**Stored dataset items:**
|---|

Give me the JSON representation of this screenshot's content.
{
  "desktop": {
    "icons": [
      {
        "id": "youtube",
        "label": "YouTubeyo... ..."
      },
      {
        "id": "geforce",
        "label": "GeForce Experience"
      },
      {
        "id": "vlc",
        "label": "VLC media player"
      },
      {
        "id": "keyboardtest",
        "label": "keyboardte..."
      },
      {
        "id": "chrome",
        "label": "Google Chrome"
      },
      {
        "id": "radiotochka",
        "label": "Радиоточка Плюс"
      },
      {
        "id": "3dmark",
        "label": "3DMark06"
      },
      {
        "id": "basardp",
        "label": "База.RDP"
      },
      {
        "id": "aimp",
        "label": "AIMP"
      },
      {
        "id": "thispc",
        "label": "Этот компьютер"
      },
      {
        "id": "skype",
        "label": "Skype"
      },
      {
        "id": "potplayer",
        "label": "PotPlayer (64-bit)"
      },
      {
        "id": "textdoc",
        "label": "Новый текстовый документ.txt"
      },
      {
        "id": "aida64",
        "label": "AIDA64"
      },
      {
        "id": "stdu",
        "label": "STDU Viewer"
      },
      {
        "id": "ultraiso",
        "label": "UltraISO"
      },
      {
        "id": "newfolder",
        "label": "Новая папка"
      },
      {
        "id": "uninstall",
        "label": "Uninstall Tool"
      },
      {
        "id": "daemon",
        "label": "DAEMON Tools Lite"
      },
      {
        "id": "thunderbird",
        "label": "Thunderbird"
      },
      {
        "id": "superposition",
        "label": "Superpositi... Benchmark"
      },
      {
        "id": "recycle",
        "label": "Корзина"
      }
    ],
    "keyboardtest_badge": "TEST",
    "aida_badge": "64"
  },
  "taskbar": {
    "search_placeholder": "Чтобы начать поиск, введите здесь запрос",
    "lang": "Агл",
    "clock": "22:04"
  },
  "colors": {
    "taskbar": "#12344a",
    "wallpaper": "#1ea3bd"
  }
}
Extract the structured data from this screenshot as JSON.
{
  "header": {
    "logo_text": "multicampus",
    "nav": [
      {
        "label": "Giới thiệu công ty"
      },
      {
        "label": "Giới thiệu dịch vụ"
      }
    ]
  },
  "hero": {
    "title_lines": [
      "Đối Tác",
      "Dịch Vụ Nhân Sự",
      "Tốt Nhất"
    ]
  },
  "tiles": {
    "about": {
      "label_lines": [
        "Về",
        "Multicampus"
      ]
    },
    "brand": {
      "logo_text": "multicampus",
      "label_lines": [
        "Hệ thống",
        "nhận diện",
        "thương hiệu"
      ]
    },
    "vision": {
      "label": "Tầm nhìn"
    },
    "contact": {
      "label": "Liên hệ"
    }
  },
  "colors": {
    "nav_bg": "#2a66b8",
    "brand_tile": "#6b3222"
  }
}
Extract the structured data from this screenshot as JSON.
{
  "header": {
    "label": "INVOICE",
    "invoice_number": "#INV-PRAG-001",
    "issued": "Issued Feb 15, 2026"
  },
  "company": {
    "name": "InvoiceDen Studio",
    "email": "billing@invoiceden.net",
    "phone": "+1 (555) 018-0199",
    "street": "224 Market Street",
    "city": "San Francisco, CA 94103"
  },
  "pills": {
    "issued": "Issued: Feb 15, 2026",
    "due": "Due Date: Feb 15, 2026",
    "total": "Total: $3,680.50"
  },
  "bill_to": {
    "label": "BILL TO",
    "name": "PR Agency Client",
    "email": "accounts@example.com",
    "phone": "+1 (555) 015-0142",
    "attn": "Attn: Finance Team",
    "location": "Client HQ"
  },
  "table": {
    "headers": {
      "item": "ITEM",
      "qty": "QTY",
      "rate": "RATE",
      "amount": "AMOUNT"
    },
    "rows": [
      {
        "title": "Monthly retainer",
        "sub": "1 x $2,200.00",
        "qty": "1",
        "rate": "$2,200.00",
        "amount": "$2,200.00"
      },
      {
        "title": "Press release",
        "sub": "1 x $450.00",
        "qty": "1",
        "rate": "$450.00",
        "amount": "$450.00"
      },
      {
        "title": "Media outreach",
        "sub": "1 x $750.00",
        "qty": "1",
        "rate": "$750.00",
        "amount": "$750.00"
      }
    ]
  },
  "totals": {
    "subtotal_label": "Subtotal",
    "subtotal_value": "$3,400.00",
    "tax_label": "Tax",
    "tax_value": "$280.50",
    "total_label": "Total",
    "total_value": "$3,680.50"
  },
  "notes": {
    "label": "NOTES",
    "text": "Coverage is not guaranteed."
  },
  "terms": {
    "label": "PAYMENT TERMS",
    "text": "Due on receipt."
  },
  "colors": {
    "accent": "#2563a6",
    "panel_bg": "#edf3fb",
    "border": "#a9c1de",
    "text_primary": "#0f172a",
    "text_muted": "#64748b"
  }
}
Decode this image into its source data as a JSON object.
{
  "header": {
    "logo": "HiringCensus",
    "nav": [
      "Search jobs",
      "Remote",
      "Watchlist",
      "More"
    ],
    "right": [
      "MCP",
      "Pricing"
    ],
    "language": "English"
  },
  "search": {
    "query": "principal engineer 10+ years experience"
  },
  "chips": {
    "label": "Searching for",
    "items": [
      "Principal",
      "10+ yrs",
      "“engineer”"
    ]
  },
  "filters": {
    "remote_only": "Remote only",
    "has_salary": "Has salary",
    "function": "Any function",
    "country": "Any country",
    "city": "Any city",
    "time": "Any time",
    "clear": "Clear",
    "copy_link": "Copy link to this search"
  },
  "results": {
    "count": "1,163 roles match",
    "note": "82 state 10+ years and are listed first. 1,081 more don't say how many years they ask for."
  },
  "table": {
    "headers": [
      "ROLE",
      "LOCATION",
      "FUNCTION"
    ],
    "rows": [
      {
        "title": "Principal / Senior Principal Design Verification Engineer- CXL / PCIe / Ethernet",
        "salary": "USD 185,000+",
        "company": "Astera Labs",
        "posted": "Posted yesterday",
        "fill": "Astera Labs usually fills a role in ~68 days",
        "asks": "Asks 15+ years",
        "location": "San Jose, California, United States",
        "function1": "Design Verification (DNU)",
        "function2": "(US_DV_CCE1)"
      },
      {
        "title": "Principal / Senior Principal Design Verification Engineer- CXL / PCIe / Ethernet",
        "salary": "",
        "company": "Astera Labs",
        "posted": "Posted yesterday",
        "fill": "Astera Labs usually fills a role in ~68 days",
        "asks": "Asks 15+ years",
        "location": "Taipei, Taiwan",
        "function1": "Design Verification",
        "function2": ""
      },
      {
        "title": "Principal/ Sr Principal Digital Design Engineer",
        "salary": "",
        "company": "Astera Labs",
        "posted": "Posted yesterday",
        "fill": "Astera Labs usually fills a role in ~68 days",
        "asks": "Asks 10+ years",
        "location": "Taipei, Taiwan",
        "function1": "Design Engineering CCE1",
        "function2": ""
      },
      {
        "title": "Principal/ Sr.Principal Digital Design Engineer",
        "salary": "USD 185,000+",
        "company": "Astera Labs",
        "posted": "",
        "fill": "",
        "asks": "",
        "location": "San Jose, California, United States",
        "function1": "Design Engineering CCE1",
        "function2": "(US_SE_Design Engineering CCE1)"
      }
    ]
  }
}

|---|

**Written instruction:**
Write out every line exactly as it stands.

**The completed task:**
Give me the JSON representation of this screenshot's content.
{
  "desktop": {
    "icons": [
      {
        "id": "youtube",
        "label": "YouTubeyo... ..."
      },
      {
        "id": "geforce",
        "label": "GeForce Experience"
      },
      {
        "id": "vlc",
        "label": "VLC media player"
      },
      {
        "id": "keyboardtest",
        "label": "keyboardte..."
      },
      {
        "id": "chrome",
        "label": "Google Chrome"
      },
      {
        "id": "radiotochka",
        "label": "Радиоточка Плюс"
      },
      {
        "id": "3dmark",
        "label": "3DMark06"
      },
      {
        "id": "basardp",
        "label": "База.RDP"
      },
      {
        "id": "aimp",
        "label": "AIMP"
      },
      {
        "id": "thispc",
        "label": "Этот компьютер"
      },
      {
        "id": "skype",
        "label": "Skype"
      },
      {
        "id": "potplayer",
        "label": "PotPlayer (64-bit)"
      },
      {
        "id": "textdoc",
        "label": "Новый текстовый документ.txt"
      },
      {
        "id": "aida64",
        "label": "AIDA64"
      },
      {
        "id": "stdu",
        "label": "STDU Viewer"
      },
      {
        "id": "ultraiso",
        "label": "UltraISO"
      },
      {
        "id": "newfolder",
        "label": "Новая папка"
      },
      {
        "id": "uninstall",
        "label": "Uninstall Tool"
      },
      {
        "id": "daemon",
        "label": "DAEMON Tools Lite"
      },
      {
        "id": "thunderbird",
        "label": "Thunderbird"
      },
      {
        "id": "superposition",
        "label": "Superpositi... Benchmark"
      },
      {
        "id": "recycle",
        "label": "Корзина"
      }
    ],
    "keyboardtest_badge": "TEST",
    "aida_badge": "64"
  },
  "taskbar": {
    "search_placeholder": "Чтобы начать поиск, введите здесь запрос",
    "lang": "Агл",
    "clock": "22:04"
  },
  "colors": {
    "taskbar": "#12344a",
    "wallpaper": "#1ea3bd"
  }
}
Extract the structured data from this screenshot as JSON.
{
  "header": {
    "logo_text": "multicampus",
    "nav": [
      {
        "label": "Giới thiệu công ty"
      },
      {
        "label": "Giới thiệu dịch vụ"
      }
    ]
  },
  "hero": {
    "title_lines": [
      "Đối Tác",
      "Dịch Vụ Nhân Sự",
      "Tốt Nhất"
    ]
  },
  "tiles": {
    "about": {
      "label_lines": [
        "Về",
        "Multicampus"
      ]
    },
    "brand": {
      "logo_text": "multicampus",
      "label_lines": [
        "Hệ thống",
        "nhận diện",
        "thương hiệu"
      ]
    },
    "vision": {
      "label": "Tầm nhìn"
    },
    "contact": {
      "label": "Liên hệ"
    }
  },
  "colors": {
    "nav_bg": "#2a66b8",
    "brand_tile": "#6b3222"
  }
}
Extract the structured data from this screenshot as JSON.
{
  "header": {
    "label": "INVOICE",
    "invoice_number": "#INV-PRAG-001",
    "issued": "Issued Feb 15, 2026"
  },
  "company": {
    "name": "InvoiceDen Studio",
    "email": "billing@invoiceden.net",
    "phone": "+1 (555) 018-0199",
    "street": "224 Market Street",
    "city": "San Francisco, CA 94103"
  },
  "pills": {
    "issued": "Issued: Feb 15, 2026",
    "due": "Due Date: Feb 15, 2026",
    "total": "Total: $3,680.50"
  },
  "bill_to": {
    "label": "BILL TO",
    "name": "PR Agency Client",
    "email": "accounts@example.com",
    "phone": "+1 (555) 015-0142",
    "attn": "Attn: Finance Team",
    "location": "Client HQ"
  },
  "table": {
    "headers": {
      "item": "ITEM",
      "qty": "QTY",
      "rate": "RATE",
      "amount": "AMOUNT"
    },
    "rows": [
      {
        "title": "Monthly retainer",
        "sub": "1 x $2,200.00",
        "qty": "1",
        "rate": "$2,200.00",
        "amount": "$2,200.00"
      },
      {
        "title": "Press release",
        "sub": "1 x $450.00",
        "qty": "1",
        "rate": "$450.00",
        "amount": "$450.00"
      },
      {
        "title": "Media outreach",
        "sub": "1 x $750.00",
        "qty": "1",
        "rate": "$750.00",
        "amount": "$750.00"
      }
    ]
  },
  "totals": {
    "subtotal_label": "Subtotal",
    "subtotal_value": "$3,400.00",
    "tax_label": "Tax",
    "tax_value": "$280.50",
    "total_label": "Total",
    "total_value": "$3,680.50"
  },
  "notes": {
    "label": "NOTES",
    "text": "Coverage is not guaranteed."
  },
  "terms": {
    "label": "PAYMENT TERMS",
    "text": "Due on receipt."
  },
  "colors": {
    "accent": "#2563a6",
    "panel_bg": "#edf3fb",
    "border": "#a9c1de",
    "text_primary": "#0f172a",
    "text_muted": "#64748b"
  }
}
Decode this image into its source data as a JSON object.
{
  "header": {
    "logo": "HiringCensus",
    "nav": [
      "Search jobs",
      "Remote",
      "Watchlist",
      "More"
    ],
    "right": [
      "MCP",
      "Pricing"
    ],
    "language": "English"
  },
  "search": {
    "query": "principal engineer 10+ years experience"
  },
  "chips": {
    "label": "Searching for",
    "items": [
      "Principal",
      "10+ yrs",
      "“engineer”"
    ]
  },
  "filters": {
    "remote_only": "Remote only",
    "has_salary": "Has salary",
    "function": "Any function",
    "country": "Any country",
    "city": "Any city",
    "time": "Any time",
    "clear": "Clear",
    "copy_link": "Copy link to this search"
  },
  "results": {
    "count": "1,163 roles match",
    "note": "82 state 10+ years and are listed first. 1,081 more don't say how many years they ask for."
  },
  "table": {
    "headers": [
      "ROLE",
      "LOCATION",
      "FUNCTION"
    ],
    "rows": [
      {
        "title": "Principal / Senior Principal Design Verification Engineer- CXL / PCIe / Ethernet",
        "salary": "USD 185,000+",
        "company": "Astera Labs",
        "posted": "Posted yesterday",
        "fill": "Astera Labs usually fills a role in ~68 days",
        "asks": "Asks 15+ years",
        "location": "San Jose, California, United States",
        "function1": "Design Verification (DNU)",
        "function2": "(US_DV_CCE1)"
      },
      {
        "title": "Principal / Senior Principal Design Verification Engineer- CXL / PCIe / Ethernet",
        "salary": "",
        "company": "Astera Labs",
        "posted": "Posted yesterday",
        "fill": "Astera Labs usually fills a role in ~68 days",
        "asks": "Asks 15+ years",
        "location": "Taipei, Taiwan",
        "function1": "Design Verification",
        "function2": ""
      },
      {
        "title": "Principal/ Sr Principal Digital Design Engineer",
        "salary": "",
        "company": "Astera Labs",
        "posted": "Posted yesterday",
        "fill": "Astera Labs usually fills a role in ~68 days",
        "asks": "Asks 10+ years",
        "location": "Taipei, Taiwan",
        "function1": "Design Engineering CCE1",
        "function2": ""
      },
      {
        "title": "Principal/ Sr.Principal Digital Design Engineer",
        "salary": "USD 185,000+",
        "company": "Astera Labs",
        "posted": "",
        "fill": "",
        "asks": "",
        "location": "San Jose, California, United States",
        "function1": "Design Engineering CCE1",
        "function2": "(US_SE_Design Engineering CCE1)"
      }
    ]
  }
}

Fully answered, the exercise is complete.